──────── Data rows

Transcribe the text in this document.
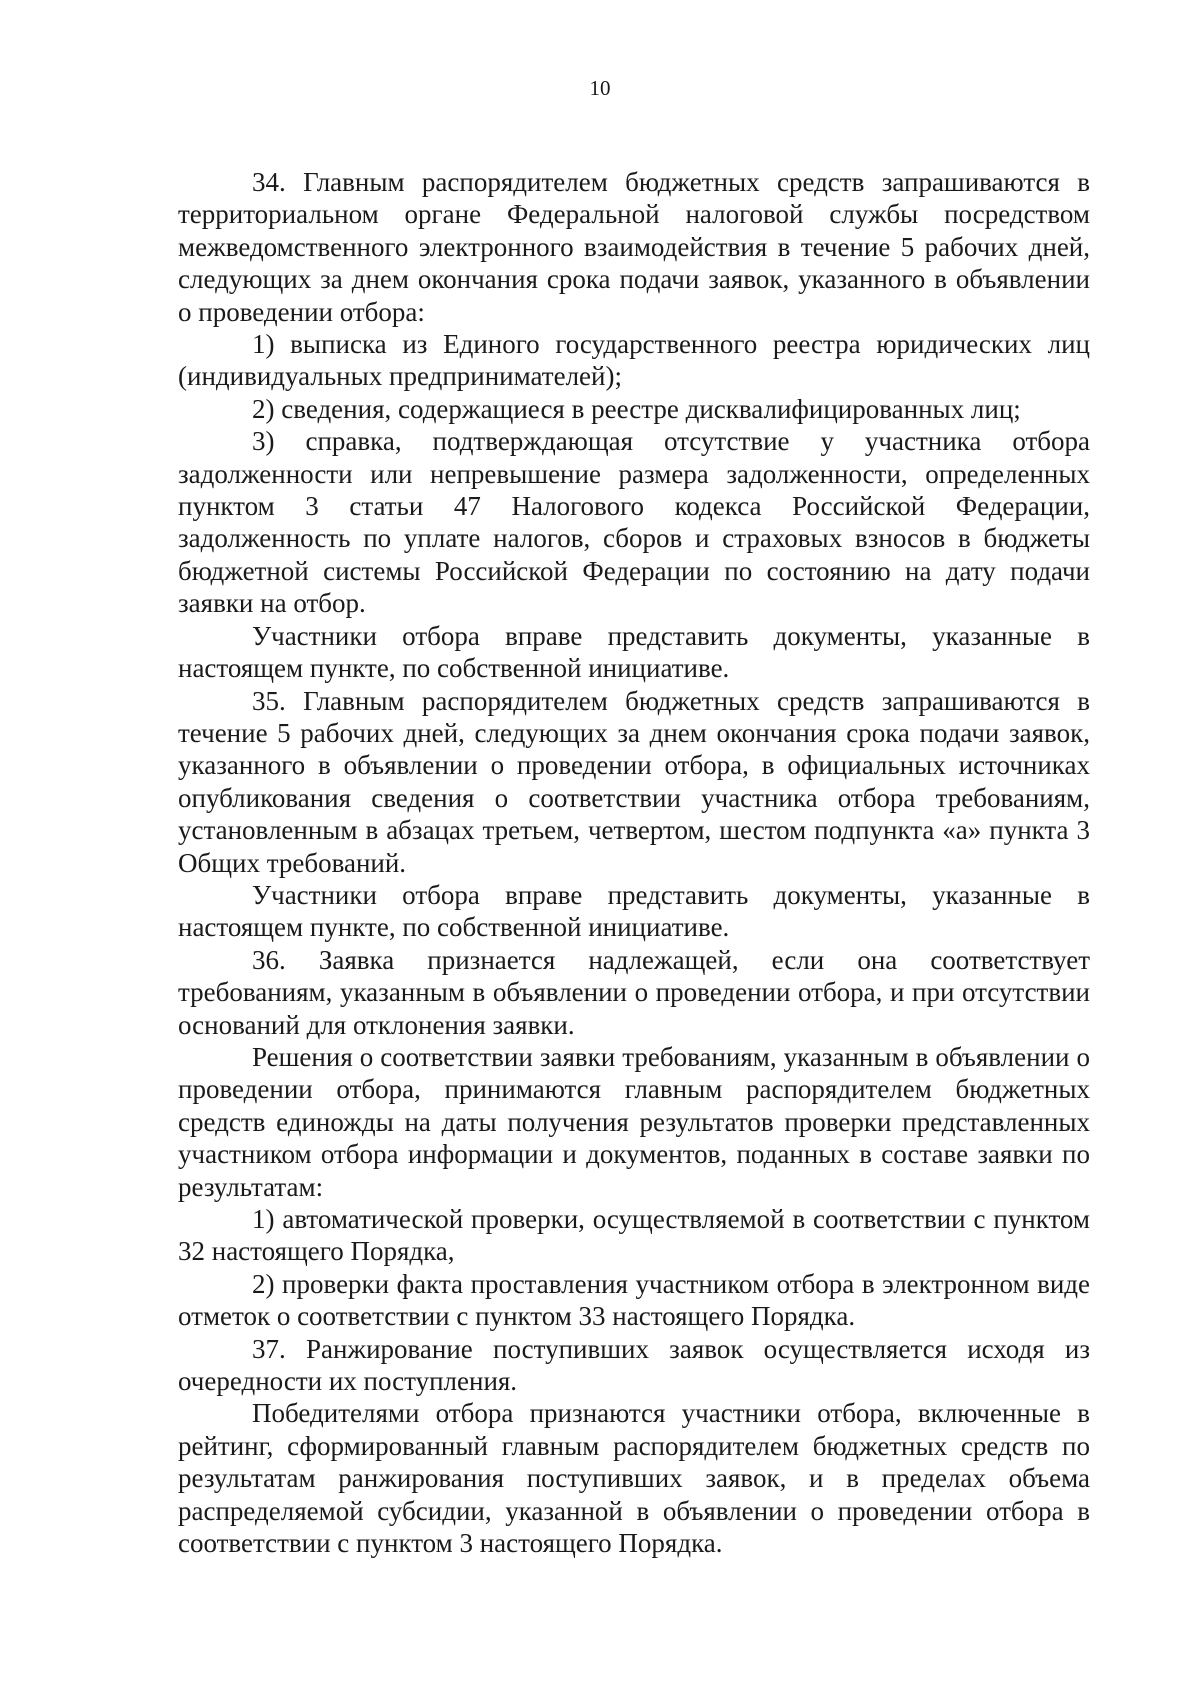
10

34. Главным распорядителем бюджетных средств запрашиваются в территориальном органе Федеральной налоговой службы посредством межведомственного электронного взаимодействия в течение 5 рабочих дней, следующих за днем окончания срока подачи заявок, указанного в объявлении о проведении отбора:

1) выписка из Единого государственного реестра юридических лиц (индивидуальных предпринимателей);

2) сведения, содержащиеся в реестре дисквалифицированных лиц;

3) справка, подтверждающая отсутствие у участника отбора задолженности или непревышение размера задолженности, определенных пунктом 3 статьи 47 Налогового кодекса Российской Федерации, задолженность по уплате налогов, сборов и страховых взносов в бюджеты бюджетной системы Российской Федерации по состоянию на дату подачи заявки на отбор.

Участники отбора вправе представить документы, указанные в настоящем пункте, по собственной инициативе.

35. Главным распорядителем бюджетных средств запрашиваются в течение 5 рабочих дней, следующих за днем окончания срока подачи заявок, указанного в объявлении о проведении отбора, в официальных источниках опубликования сведения о соответствии участника отбора требованиям, установленным в абзацах третьем, четвертом, шестом подпункта «а» пункта 3 Общих требований.

Участники отбора вправе представить документы, указанные в настоящем пункте, по собственной инициативе.

36. Заявка признается надлежащей, если она соответствует требованиям, указанным в объявлении о проведении отбора, и при отсутствии оснований для отклонения заявки.

Решения о соответствии заявки требованиям, указанным в объявлении о проведении отбора, принимаются главным распорядителем бюджетных средств единожды на даты получения результатов проверки представленных участником отбора информации и документов, поданных в составе заявки по результатам:

1) автоматической проверки, осуществляемой в соответствии с пунктом 32 настоящего Порядка,

2) проверки факта проставления участником отбора в электронном виде отметок о соответствии с пунктом 33 настоящего Порядка.

37. Ранжирование поступивших заявок осуществляется исходя из очередности их поступления.

Победителями отбора признаются участники отбора, включенные в рейтинг, сформированный главным распорядителем бюджетных средств по результатам ранжирования поступивших заявок, и в пределах объема распределяемой субсидии, указанной в объявлении о проведении отбора в соответствии с пунктом 3 настоящего Порядка.
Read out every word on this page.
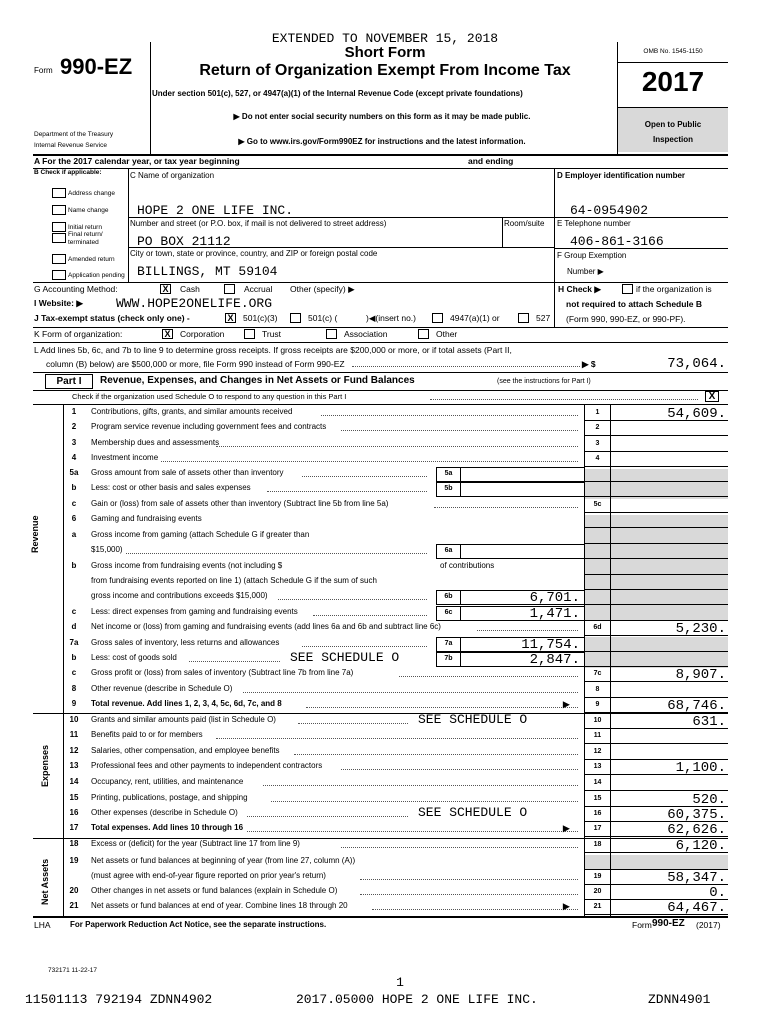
EXTENDED TO NOVEMBER 15, 2018
Form 990-EZ
Short Form
Return of Organization Exempt From Income Tax
Under section 501(c), 527, or 4947(a)(1) of the Internal Revenue Code (except private foundations)
▶ Do not enter social security numbers on this form as it may be made public.
▶ Go to www.irs.gov/Form990EZ for instructions and the latest information.
Department of the Treasury
Internal Revenue Service
OMB No. 1545-1150
2017
Open to Public
Inspection
A For the 2017 calendar year, or tax year beginning	and ending
B Check if applicable:
Address change
Name change
Initial return
Final return/ terminated
Amended return
Application pending
C Name of organization
HOPE 2 ONE LIFE INC.
Number and street (or P.O. box, if mail is not delivered to street address)	Room/suite
PO BOX 21112
City or town, state or province, country, and ZIP or foreign postal code
BILLINGS, MT 59104
D Employer identification number
64-0954902
E Telephone number
406-861-3166
F Group Exemption
Number ▶
G Accounting Method:	X Cash	Accrual Other (specify) ▶	H Check ▶	if the organization is
not required to attach Schedule B
(Form 990, 990-EZ, or 990-PF).
I Website: ▶	WWW.HOPE2ONELIFE.ORG
J Tax-exempt status (check only one) -	X 501(c)(3)	501(c) (	)◀(insert no.)	4947(a)(1) or	527
K Form of organization:	X Corporation	Trust	Association	Other
L Add lines 5b, 6c, and 7b to line 9 to determine gross receipts. If gross receipts are $200,000 or more, or if total assets (Part II,
column (B) below) are $500,000 or more, file Form 990 instead of Form 990-EZ	▶ $	73,064.
Part I	Revenue, Expenses, and Changes in Net Assets or Fund Balances	(see the instructions for Part I)
Check if the organization used Schedule O to respond to any question in this Part I	X
Revenue
Expenses
Net Assets
1	Contributions, gifts, grants, and similar amounts received	1	54,609.
2	Program service revenue including government fees and contracts	2
3	Membership dues and assessments	3
4	Investment income	4
5a	Gross amount from sale of assets other than inventory	5a
b	Less: cost or other basis and sales expenses	5b
c	Gain or (loss) from sale of assets other than inventory (Subtract line 5b from line 5a)	5c
6	Gaming and fundraising events
a	Gross income from gaming (attach Schedule G if greater than
$15,000)	6a
b	Gross income from fundraising events (not including $	of contributions
from fundraising events reported on line 1) (attach Schedule G if the sum of such
gross income and contributions exceeds $15,000)	6b	6,701.
c	Less: direct expenses from gaming and fundraising events	6c	1,471.
d	Net income or (loss) from gaming and fundraising events (add lines 6a and 6b and subtract line 6c)	6d	5,230.
7a	Gross sales of inventory, less returns and allowances	7a	11,754.
b	Less: cost of goods sold	SEE SCHEDULE O	7b	2,847.
c	Gross profit or (loss) from sales of inventory (Subtract line 7b from line 7a)	7c	8,907.
8	Other revenue (describe in Schedule O)	8
9	Total revenue. Add lines 1, 2, 3, 4, 5c, 6d, 7c, and 8	▶	9	68,746.
10	Grants and similar amounts paid (list in Schedule O)	SEE SCHEDULE O	10	631.
11	Benefits paid to or for members	11
12	Salaries, other compensation, and employee benefits	12
13	Professional fees and other payments to independent contractors	13	1,100.
14	Occupancy, rent, utilities, and maintenance	14
15	Printing, publications, postage, and shipping	15	520.
16	Other expenses (describe in Schedule O)	SEE SCHEDULE O	16	60,375.
17	Total expenses. Add lines 10 through 16	▶	17	62,626.
18	Excess or (deficit) for the year (Subtract line 17 from line 9)	18	6,120.
19	Net assets or fund balances at beginning of year (from line 27, column (A))
(must agree with end-of-year figure reported on prior year's return)	19	58,347.
20	Other changes in net assets or fund balances (explain in Schedule O)	20	0.
21	Net assets or fund balances at end of year. Combine lines 18 through 20	▶	21	64,467.
LHA For Paperwork Reduction Act Notice, see the separate instructions.	Form 990-EZ (2017)
732171 11-22-17
1
11501113 792194 ZDNN4902	2017.05000 HOPE 2 ONE LIFE INC.	ZDNN4901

────────────────

Give back the entries verbatim. Do not include any picture.

● **Problem solution**:
Transcribe the text in this document.
10

34. Главным распорядителем бюджетных средств запрашиваются в территориальном органе Федеральной налоговой службы посредством межведомственного электронного взаимодействия в течение 5 рабочих дней, следующих за днем окончания срока подачи заявок, указанного в объявлении о проведении отбора:

1) выписка из Единого государственного реестра юридических лиц (индивидуальных предпринимателей);

2) сведения, содержащиеся в реестре дисквалифицированных лиц;

3) справка, подтверждающая отсутствие у участника отбора задолженности или непревышение размера задолженности, определенных пунктом 3 статьи 47 Налогового кодекса Российской Федерации, задолженность по уплате налогов, сборов и страховых взносов в бюджеты бюджетной системы Российской Федерации по состоянию на дату подачи заявки на отбор.

Участники отбора вправе представить документы, указанные в настоящем пункте, по собственной инициативе.

35. Главным распорядителем бюджетных средств запрашиваются в течение 5 рабочих дней, следующих за днем окончания срока подачи заявок, указанного в объявлении о проведении отбора, в официальных источниках опубликования сведения о соответствии участника отбора требованиям, установленным в абзацах третьем, четвертом, шестом подпункта «а» пункта 3 Общих требований.

Участники отбора вправе представить документы, указанные в настоящем пункте, по собственной инициативе.

36. Заявка признается надлежащей, если она соответствует требованиям, указанным в объявлении о проведении отбора, и при отсутствии оснований для отклонения заявки.

Решения о соответствии заявки требованиям, указанным в объявлении о проведении отбора, принимаются главным распорядителем бюджетных средств единожды на даты получения результатов проверки представленных участником отбора информации и документов, поданных в составе заявки по результатам:

1) автоматической проверки, осуществляемой в соответствии с пунктом 32 настоящего Порядка,

2) проверки факта проставления участником отбора в электронном виде отметок о соответствии с пунктом 33 настоящего Порядка.

37. Ранжирование поступивших заявок осуществляется исходя из очередности их поступления.

Победителями отбора признаются участники отбора, включенные в рейтинг, сформированный главным распорядителем бюджетных средств по результатам ранжирования поступивших заявок, и в пределах объема распределяемой субсидии, указанной в объявлении о проведении отбора в соответствии с пунктом 3 настоящего Порядка.
Read out every word on this page.
EXTENDED TO NOVEMBER 15, 2018
Form 990-EZ
Short Form
Return of Organization Exempt From Income Tax
Under section 501(c), 527, or 4947(a)(1) of the Internal Revenue Code (except private foundations)
▶ Do not enter social security numbers on this form as it may be made public.
▶ Go to www.irs.gov/Form990EZ for instructions and the latest information.
Department of the Treasury
Internal Revenue Service
OMB No. 1545-1150
2017
Open to Public
Inspection
A For the 2017 calendar year, or tax year beginning	and ending
B Check if applicable:
Address change
Name change
Initial return
Final return/ terminated
Amended return
Application pending
C Name of organization
HOPE 2 ONE LIFE INC.
Number and street (or P.O. box, if mail is not delivered to street address)	Room/suite
PO BOX 21112
City or town, state or province, country, and ZIP or foreign postal code
BILLINGS, MT 59104
D Employer identification number
64-0954902
E Telephone number
406-861-3166
F Group Exemption
Number ▶
G Accounting Method:	X Cash	Accrual Other (specify) ▶	H Check ▶	if the organization is
not required to attach Schedule B
(Form 990, 990-EZ, or 990-PF).
I Website: ▶	WWW.HOPE2ONELIFE.ORG
J Tax-exempt status (check only one) -	X 501(c)(3)	501(c) (	)◀(insert no.)	4947(a)(1) or	527
K Form of organization:	X Corporation	Trust	Association	Other
L Add lines 5b, 6c, and 7b to line 9 to determine gross receipts. If gross receipts are $200,000 or more, or if total assets (Part II,
column (B) below) are $500,000 or more, file Form 990 instead of Form 990-EZ	▶ $	73,064.
Part I	Revenue, Expenses, and Changes in Net Assets or Fund Balances	(see the instructions for Part I)
Check if the organization used Schedule O to respond to any question in this Part I	X
Revenue
Expenses
Net Assets
1	Contributions, gifts, grants, and similar amounts received	1	54,609.
2	Program service revenue including government fees and contracts	2
3	Membership dues and assessments	3
4	Investment income	4
5a	Gross amount from sale of assets other than inventory	5a
b	Less: cost or other basis and sales expenses	5b
c	Gain or (loss) from sale of assets other than inventory (Subtract line 5b from line 5a)	5c
6	Gaming and fundraising events
a	Gross income from gaming (attach Schedule G if greater than
$15,000)	6a
b	Gross income from fundraising events (not including $	of contributions
from fundraising events reported on line 1) (attach Schedule G if the sum of such
gross income and contributions exceeds $15,000)	6b	6,701.
c	Less: direct expenses from gaming and fundraising events	6c	1,471.
d	Net income or (loss) from gaming and fundraising events (add lines 6a and 6b and subtract line 6c)	6d	5,230.
7a	Gross sales of inventory, less returns and allowances	7a	11,754.
b	Less: cost of goods sold	SEE SCHEDULE O	7b	2,847.
c	Gross profit or (loss) from sales of inventory (Subtract line 7b from line 7a)	7c	8,907.
8	Other revenue (describe in Schedule O)	8
9	Total revenue. Add lines 1, 2, 3, 4, 5c, 6d, 7c, and 8	▶	9	68,746.
10	Grants and similar amounts paid (list in Schedule O)	SEE SCHEDULE O	10	631.
11	Benefits paid to or for members	11
12	Salaries, other compensation, and employee benefits	12
13	Professional fees and other payments to independent contractors	13	1,100.
14	Occupancy, rent, utilities, and maintenance	14
15	Printing, publications, postage, and shipping	15	520.
16	Other expenses (describe in Schedule O)	SEE SCHEDULE O	16	60,375.
17	Total expenses. Add lines 10 through 16	▶	17	62,626.
18	Excess or (deficit) for the year (Subtract line 17 from line 9)	18	6,120.
19	Net assets or fund balances at beginning of year (from line 27, column (A))
(must agree with end-of-year figure reported on prior year's return)	19	58,347.
20	Other changes in net assets or fund balances (explain in Schedule O)	20	0.
21	Net assets or fund balances at end of year. Combine lines 18 through 20	▶	21	64,467.
LHA For Paperwork Reduction Act Notice, see the separate instructions.	Form 990-EZ (2017)
732171 11-22-17
1
11501113 792194 ZDNN4902	2017.05000 HOPE 2 ONE LIFE INC.	ZDNN4901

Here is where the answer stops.